*** RECORD LIST ***

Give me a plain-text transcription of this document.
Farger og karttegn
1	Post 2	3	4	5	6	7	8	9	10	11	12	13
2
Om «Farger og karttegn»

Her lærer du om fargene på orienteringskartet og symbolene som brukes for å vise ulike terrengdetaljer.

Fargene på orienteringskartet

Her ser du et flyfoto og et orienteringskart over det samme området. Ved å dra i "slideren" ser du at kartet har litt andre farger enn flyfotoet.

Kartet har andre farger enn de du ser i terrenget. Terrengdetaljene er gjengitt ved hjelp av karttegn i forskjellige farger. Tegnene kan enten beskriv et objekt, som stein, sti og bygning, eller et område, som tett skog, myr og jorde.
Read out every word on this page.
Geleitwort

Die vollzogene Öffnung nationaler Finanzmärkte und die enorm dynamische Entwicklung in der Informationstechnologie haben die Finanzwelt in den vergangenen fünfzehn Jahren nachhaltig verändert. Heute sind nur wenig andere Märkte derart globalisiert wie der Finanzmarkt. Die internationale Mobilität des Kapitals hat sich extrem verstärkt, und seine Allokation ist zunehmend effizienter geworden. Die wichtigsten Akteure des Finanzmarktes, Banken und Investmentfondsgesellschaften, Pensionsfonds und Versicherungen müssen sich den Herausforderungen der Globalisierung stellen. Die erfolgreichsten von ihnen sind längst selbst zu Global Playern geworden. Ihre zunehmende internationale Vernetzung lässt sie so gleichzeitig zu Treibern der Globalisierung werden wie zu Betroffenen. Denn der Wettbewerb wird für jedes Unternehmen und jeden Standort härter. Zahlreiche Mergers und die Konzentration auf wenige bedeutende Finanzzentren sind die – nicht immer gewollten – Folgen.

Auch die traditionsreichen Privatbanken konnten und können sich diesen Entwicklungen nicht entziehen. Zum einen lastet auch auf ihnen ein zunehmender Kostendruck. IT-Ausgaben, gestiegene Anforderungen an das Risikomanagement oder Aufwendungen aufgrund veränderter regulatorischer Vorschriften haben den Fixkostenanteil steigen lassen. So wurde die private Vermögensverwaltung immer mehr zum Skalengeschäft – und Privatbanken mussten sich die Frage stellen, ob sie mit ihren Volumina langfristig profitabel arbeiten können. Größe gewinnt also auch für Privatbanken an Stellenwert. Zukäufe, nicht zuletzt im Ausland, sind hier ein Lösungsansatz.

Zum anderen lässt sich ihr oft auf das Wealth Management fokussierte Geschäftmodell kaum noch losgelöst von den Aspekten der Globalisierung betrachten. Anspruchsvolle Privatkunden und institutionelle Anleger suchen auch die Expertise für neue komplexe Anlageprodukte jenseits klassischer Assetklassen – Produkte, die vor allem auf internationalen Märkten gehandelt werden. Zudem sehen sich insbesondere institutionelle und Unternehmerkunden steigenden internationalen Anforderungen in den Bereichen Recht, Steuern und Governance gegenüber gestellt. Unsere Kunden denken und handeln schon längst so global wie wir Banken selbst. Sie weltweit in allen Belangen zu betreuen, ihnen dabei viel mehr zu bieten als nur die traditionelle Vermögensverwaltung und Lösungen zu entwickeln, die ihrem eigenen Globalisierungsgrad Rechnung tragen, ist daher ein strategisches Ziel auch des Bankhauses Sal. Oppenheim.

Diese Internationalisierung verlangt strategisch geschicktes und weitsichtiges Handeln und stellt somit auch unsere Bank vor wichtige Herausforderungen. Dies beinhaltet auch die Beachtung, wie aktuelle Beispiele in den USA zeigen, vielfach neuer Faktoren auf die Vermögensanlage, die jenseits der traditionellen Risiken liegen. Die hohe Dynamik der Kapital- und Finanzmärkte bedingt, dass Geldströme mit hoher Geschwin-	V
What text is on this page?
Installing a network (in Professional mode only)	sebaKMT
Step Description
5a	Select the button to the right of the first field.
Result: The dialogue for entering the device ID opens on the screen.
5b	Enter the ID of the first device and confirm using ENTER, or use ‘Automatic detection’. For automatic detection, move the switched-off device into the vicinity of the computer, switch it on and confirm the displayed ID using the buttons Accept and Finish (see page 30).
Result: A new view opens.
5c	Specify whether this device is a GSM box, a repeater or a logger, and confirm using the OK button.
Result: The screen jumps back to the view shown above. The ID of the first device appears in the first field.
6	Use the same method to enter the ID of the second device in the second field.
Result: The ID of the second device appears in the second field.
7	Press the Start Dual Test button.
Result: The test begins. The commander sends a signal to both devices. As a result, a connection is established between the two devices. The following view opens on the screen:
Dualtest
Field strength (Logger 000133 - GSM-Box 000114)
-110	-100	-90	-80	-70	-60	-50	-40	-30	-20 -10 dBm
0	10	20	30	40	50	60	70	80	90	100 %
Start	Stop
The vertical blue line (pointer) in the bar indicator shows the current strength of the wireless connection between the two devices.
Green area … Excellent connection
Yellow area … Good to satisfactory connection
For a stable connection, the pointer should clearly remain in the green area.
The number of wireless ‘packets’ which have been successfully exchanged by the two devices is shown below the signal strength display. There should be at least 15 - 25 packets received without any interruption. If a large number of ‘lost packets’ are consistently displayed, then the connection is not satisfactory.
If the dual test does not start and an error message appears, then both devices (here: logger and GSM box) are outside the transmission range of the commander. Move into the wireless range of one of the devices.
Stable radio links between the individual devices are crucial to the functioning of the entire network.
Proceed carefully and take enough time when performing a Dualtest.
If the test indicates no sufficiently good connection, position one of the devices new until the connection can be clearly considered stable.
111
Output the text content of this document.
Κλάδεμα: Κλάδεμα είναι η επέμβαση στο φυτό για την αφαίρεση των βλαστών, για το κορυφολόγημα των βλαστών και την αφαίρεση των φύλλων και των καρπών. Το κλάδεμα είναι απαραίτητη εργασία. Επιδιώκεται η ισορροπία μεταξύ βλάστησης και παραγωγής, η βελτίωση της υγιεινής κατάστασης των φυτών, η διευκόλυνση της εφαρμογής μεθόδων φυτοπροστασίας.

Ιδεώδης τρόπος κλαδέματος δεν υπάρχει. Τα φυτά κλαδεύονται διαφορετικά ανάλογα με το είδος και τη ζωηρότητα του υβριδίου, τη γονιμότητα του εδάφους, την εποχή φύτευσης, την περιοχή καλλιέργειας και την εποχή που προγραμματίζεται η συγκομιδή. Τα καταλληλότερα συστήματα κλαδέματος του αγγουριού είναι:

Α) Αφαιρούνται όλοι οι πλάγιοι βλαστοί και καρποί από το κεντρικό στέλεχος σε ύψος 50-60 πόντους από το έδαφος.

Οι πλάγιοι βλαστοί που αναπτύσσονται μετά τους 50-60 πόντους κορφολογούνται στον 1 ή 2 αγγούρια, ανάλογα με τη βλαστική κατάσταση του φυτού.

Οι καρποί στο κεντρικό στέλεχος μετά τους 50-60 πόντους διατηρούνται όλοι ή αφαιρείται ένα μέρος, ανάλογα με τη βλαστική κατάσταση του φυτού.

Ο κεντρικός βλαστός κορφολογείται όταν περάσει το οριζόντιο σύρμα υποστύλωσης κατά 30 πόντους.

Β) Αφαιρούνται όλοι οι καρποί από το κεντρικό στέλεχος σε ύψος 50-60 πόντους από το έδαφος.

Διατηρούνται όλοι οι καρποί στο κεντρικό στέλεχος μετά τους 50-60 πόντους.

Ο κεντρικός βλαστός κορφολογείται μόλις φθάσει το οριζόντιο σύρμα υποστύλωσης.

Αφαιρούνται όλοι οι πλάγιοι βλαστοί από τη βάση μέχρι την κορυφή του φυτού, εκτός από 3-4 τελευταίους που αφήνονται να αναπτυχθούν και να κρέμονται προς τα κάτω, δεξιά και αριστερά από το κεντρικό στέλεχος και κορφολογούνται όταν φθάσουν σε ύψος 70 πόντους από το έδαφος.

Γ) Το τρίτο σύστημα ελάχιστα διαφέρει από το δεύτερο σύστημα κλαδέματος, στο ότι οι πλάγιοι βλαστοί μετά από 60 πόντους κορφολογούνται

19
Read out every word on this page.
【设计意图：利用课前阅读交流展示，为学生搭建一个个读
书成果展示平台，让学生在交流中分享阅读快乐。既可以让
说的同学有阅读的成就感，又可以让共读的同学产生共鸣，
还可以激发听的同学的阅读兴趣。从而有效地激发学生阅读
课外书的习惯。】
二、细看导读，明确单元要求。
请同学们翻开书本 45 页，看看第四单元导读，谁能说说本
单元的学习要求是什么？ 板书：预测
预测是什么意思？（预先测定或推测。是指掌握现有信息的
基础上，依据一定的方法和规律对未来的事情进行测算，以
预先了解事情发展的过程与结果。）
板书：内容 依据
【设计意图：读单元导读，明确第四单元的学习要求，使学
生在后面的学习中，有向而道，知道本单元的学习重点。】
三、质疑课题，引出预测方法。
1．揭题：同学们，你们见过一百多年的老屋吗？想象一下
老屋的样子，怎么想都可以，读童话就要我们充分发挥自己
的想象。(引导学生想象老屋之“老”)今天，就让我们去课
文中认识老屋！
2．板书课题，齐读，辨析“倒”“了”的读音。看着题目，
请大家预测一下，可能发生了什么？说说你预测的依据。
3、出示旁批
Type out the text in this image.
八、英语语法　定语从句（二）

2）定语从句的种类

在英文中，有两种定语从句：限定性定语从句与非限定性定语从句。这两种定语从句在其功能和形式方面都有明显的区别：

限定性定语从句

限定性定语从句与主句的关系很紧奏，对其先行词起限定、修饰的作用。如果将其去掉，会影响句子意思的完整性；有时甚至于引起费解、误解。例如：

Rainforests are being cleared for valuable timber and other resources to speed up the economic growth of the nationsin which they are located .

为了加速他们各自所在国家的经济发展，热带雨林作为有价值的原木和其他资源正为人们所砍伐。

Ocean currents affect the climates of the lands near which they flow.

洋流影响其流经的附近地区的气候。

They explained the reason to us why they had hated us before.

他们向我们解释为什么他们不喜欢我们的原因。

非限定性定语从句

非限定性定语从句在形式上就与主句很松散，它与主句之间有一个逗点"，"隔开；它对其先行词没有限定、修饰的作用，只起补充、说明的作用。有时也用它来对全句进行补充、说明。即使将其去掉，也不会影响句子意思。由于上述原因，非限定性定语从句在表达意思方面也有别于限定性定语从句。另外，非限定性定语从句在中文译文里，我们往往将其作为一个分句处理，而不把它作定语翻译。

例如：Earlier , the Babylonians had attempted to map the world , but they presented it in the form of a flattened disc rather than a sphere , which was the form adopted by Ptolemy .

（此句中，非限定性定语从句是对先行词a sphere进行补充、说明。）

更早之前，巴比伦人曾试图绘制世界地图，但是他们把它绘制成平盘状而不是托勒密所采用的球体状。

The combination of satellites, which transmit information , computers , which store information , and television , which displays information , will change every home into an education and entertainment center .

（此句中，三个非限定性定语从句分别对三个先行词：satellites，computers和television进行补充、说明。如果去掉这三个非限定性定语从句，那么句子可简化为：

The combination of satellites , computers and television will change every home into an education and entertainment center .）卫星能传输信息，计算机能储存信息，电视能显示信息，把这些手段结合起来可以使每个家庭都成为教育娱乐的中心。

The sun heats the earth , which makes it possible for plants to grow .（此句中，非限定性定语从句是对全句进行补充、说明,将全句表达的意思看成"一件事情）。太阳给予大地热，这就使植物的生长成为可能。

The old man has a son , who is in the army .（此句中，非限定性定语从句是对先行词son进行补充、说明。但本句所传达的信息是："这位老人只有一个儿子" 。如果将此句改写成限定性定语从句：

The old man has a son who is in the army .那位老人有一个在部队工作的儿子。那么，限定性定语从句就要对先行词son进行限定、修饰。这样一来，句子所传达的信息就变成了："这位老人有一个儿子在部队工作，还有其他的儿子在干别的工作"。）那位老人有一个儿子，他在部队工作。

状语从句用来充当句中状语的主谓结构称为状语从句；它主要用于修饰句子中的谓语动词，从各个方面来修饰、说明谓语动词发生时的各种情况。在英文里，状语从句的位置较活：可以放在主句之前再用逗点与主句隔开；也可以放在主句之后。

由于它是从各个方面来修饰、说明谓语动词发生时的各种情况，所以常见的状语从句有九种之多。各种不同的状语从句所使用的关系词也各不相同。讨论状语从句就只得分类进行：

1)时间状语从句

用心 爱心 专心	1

***

» **WORK REQUIRED**
Return only the number of lines in the data above that include the word "έδαφος".

» **ANSWER**
3